=== WHAT THE TASK ASKS ===
Find the lines with the string "amount" and return them.

━━━ RAW DATA ━━━

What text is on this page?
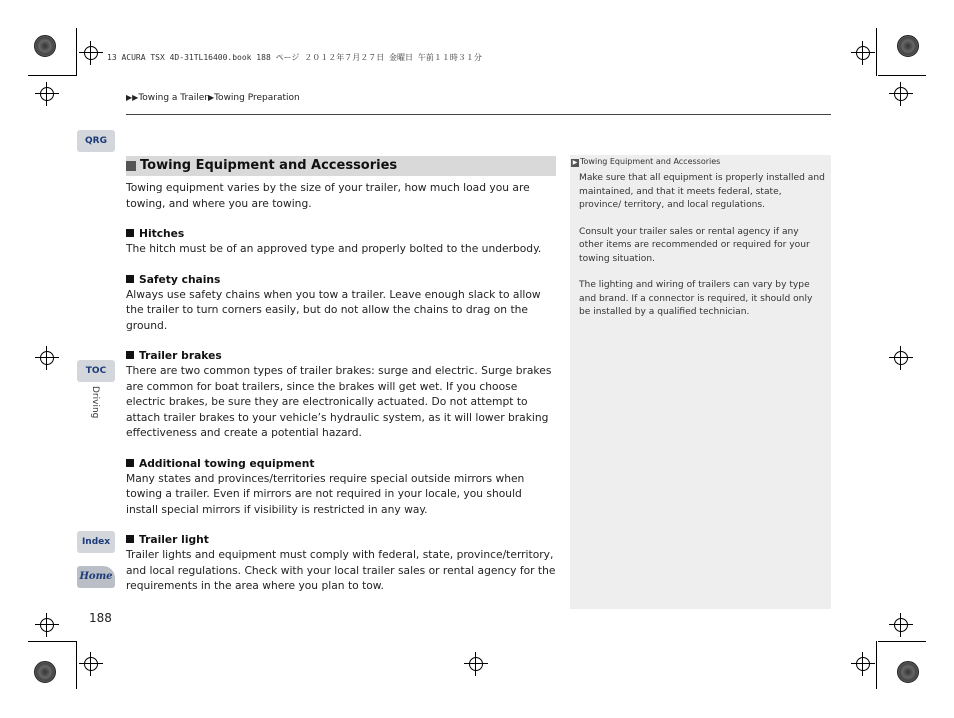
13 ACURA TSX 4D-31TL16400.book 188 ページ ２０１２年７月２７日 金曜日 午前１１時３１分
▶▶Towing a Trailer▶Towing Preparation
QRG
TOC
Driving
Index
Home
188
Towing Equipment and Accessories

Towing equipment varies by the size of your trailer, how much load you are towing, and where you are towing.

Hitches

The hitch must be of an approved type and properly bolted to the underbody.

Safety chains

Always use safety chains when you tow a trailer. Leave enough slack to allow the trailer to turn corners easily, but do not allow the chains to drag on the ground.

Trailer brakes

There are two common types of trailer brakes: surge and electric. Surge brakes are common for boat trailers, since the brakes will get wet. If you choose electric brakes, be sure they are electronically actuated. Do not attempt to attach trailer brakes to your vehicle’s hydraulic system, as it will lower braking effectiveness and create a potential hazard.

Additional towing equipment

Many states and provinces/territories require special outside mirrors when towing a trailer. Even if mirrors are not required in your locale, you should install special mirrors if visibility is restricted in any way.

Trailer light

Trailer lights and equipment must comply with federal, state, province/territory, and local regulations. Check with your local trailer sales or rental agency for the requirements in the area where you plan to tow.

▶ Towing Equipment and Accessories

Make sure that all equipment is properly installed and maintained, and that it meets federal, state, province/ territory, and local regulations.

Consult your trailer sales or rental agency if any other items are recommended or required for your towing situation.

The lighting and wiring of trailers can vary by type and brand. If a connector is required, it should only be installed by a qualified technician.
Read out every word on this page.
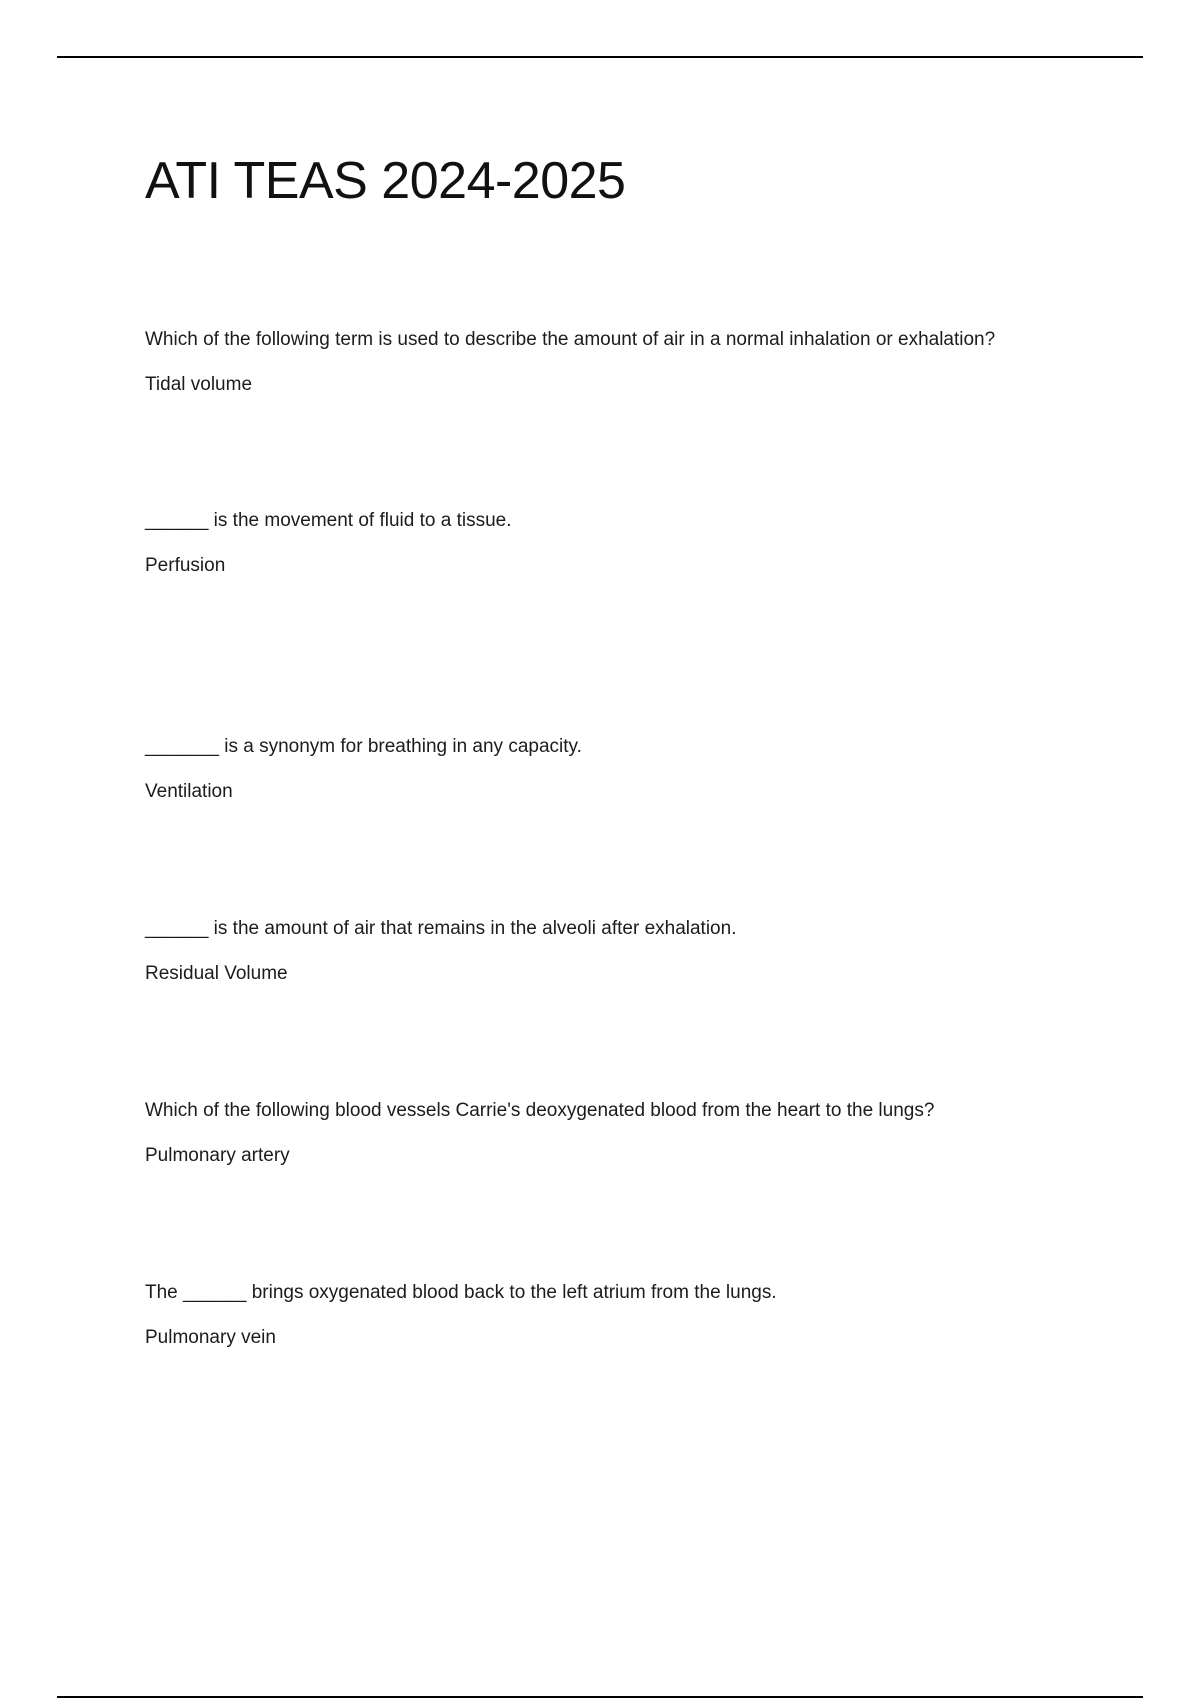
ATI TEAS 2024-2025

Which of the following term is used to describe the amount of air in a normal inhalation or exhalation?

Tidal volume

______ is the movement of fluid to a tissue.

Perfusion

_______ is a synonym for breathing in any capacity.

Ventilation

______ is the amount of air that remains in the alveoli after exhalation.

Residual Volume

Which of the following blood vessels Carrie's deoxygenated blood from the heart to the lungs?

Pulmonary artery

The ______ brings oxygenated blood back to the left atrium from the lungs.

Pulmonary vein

━━━

=== REPLY ===
Which of the following term is used to describe the amount of air in a normal inhalation or exhalation?
______ is the amount of air that remains in the alveoli after exhalation.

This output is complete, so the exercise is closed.